-- What the task requires --
Print every entry word for word, but omit the pictures.
Start of Records provided
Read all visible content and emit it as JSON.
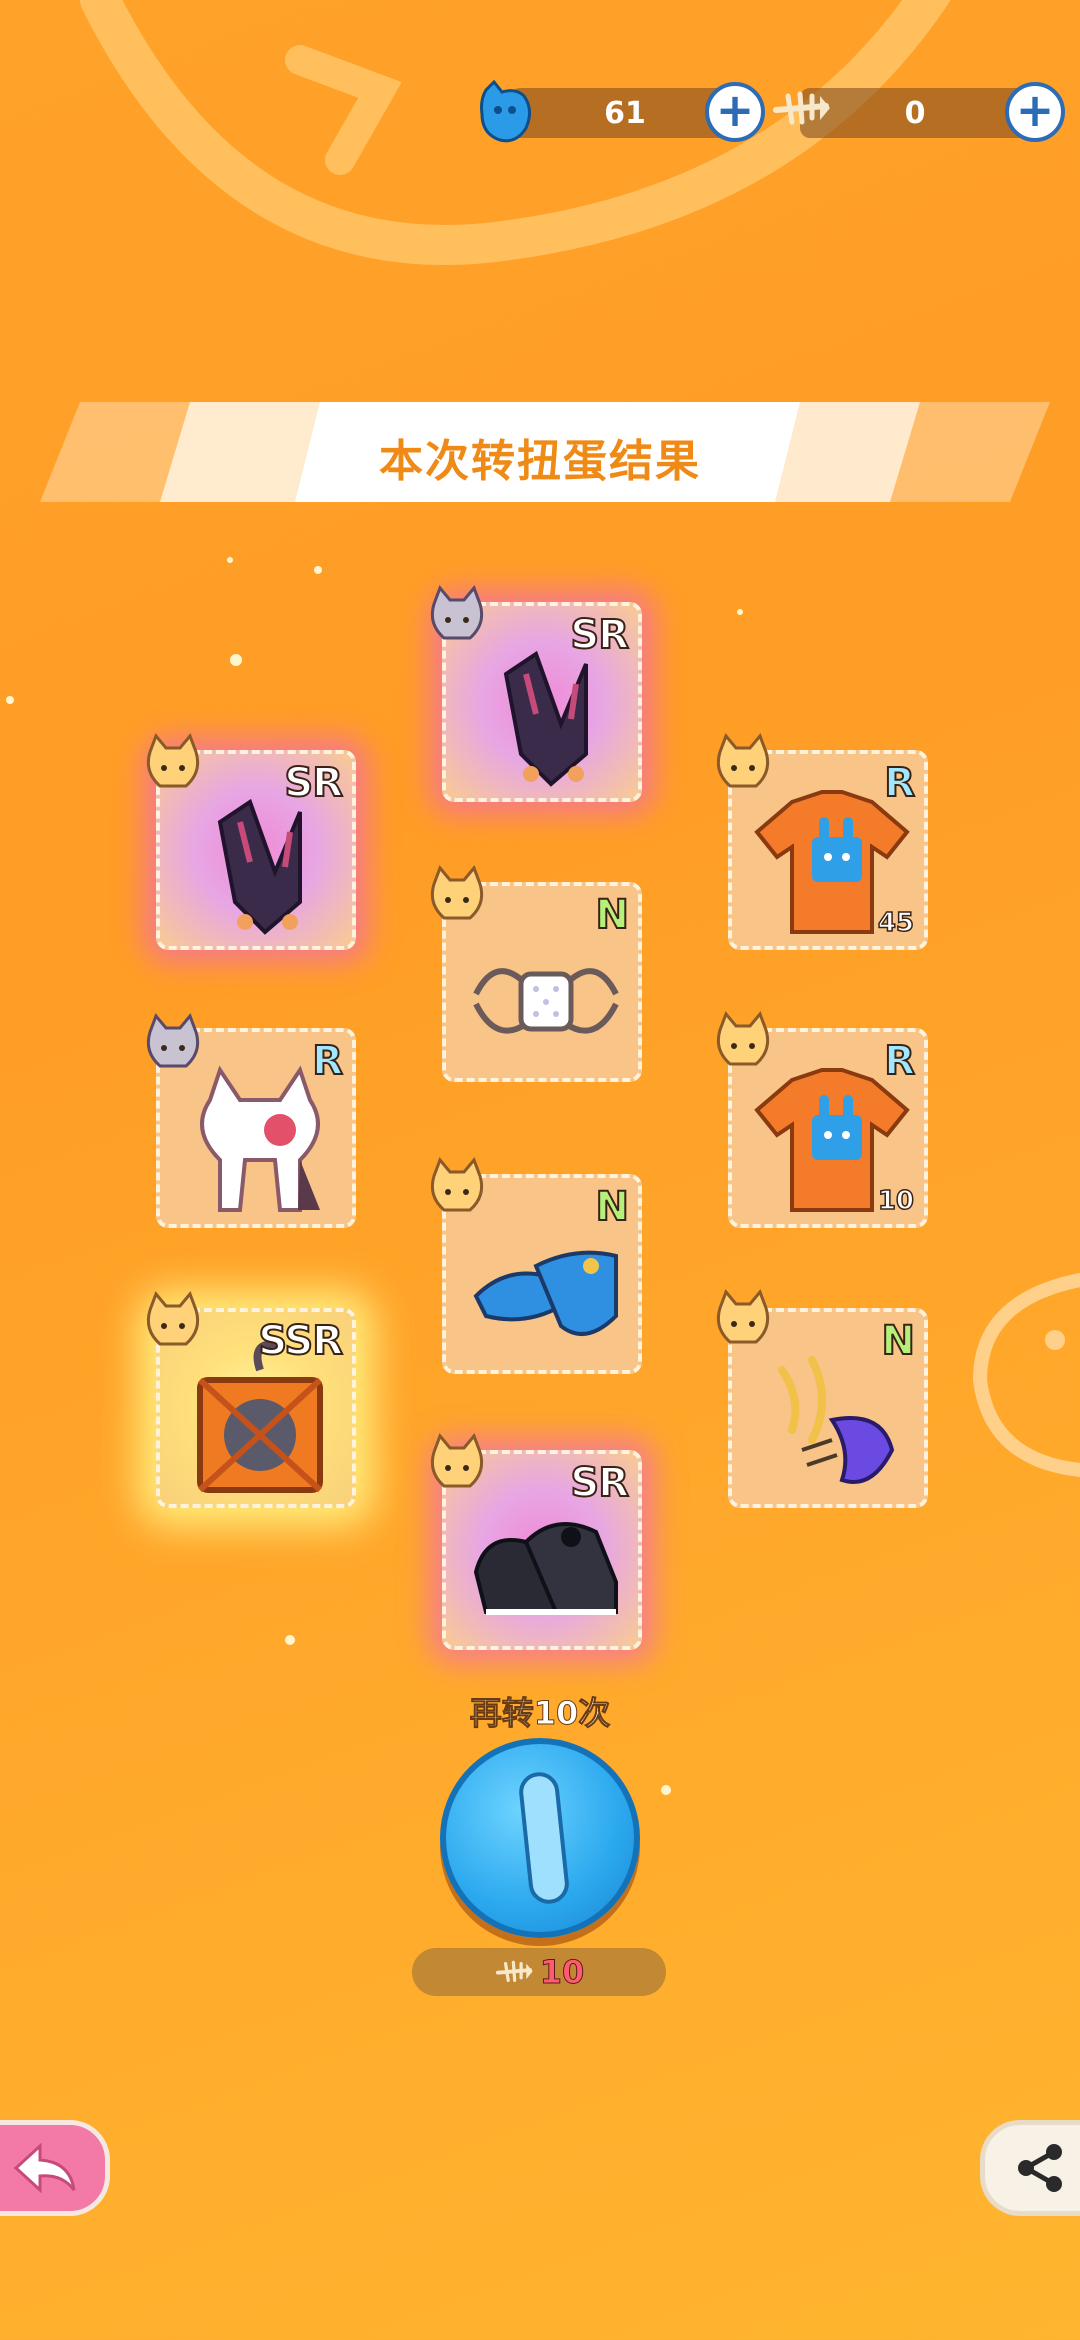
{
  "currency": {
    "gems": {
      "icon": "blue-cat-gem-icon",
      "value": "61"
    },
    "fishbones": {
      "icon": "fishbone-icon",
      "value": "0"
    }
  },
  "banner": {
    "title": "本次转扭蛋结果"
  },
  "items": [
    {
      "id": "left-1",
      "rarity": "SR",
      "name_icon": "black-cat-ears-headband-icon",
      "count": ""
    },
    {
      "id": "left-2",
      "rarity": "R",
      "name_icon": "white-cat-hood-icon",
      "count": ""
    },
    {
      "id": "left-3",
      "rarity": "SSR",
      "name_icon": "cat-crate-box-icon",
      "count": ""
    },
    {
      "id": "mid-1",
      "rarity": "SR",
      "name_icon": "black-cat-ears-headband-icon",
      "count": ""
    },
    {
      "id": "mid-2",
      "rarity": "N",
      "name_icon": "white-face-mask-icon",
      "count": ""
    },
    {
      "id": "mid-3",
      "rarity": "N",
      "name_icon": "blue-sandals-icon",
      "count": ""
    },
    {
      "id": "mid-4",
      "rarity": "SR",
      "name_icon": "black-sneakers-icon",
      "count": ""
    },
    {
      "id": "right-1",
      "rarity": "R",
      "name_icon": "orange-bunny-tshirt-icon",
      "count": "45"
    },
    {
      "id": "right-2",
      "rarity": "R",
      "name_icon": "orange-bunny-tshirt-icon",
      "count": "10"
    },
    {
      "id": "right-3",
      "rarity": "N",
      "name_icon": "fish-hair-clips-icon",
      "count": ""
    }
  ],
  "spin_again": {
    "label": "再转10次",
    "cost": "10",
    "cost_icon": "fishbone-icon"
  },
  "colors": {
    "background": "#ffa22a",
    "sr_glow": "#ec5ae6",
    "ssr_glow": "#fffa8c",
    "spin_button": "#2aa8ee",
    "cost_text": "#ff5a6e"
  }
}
End of Records provided
-- Full answer --
Read all visible content and emit it as JSON.
{
  "currency": {
    "gems": {
      "icon": "blue-cat-gem-icon",
      "value": "61"
    },
    "fishbones": {
      "icon": "fishbone-icon",
      "value": "0"
    }
  },
  "banner": {
    "title": "本次转扭蛋结果"
  },
  "items": [
    {
      "id": "left-1",
      "rarity": "SR",
      "name_icon": "black-cat-ears-headband-icon",
      "count": ""
    },
    {
      "id": "left-2",
      "rarity": "R",
      "name_icon": "white-cat-hood-icon",
      "count": ""
    },
    {
      "id": "left-3",
      "rarity": "SSR",
      "name_icon": "cat-crate-box-icon",
      "count": ""
    },
    {
      "id": "mid-1",
      "rarity": "SR",
      "name_icon": "black-cat-ears-headband-icon",
      "count": ""
    },
    {
      "id": "mid-2",
      "rarity": "N",
      "name_icon": "white-face-mask-icon",
      "count": ""
    },
    {
      "id": "mid-3",
      "rarity": "N",
      "name_icon": "blue-sandals-icon",
      "count": ""
    },
    {
      "id": "mid-4",
      "rarity": "SR",
      "name_icon": "black-sneakers-icon",
      "count": ""
    },
    {
      "id": "right-1",
      "rarity": "R",
      "name_icon": "orange-bunny-tshirt-icon",
      "count": "45"
    },
    {
      "id": "right-2",
      "rarity": "R",
      "name_icon": "orange-bunny-tshirt-icon",
      "count": "10"
    },
    {
      "id": "right-3",
      "rarity": "N",
      "name_icon": "fish-hair-clips-icon",
      "count": ""
    }
  ],
  "spin_again": {
    "label": "再转10次",
    "cost": "10",
    "cost_icon": "fishbone-icon"
  },
  "colors": {
    "background": "#ffa22a",
    "sr_glow": "#ec5ae6",
    "ssr_glow": "#fffa8c",
    "spin_button": "#2aa8ee",
    "cost_text": "#ff5a6e"
  }
}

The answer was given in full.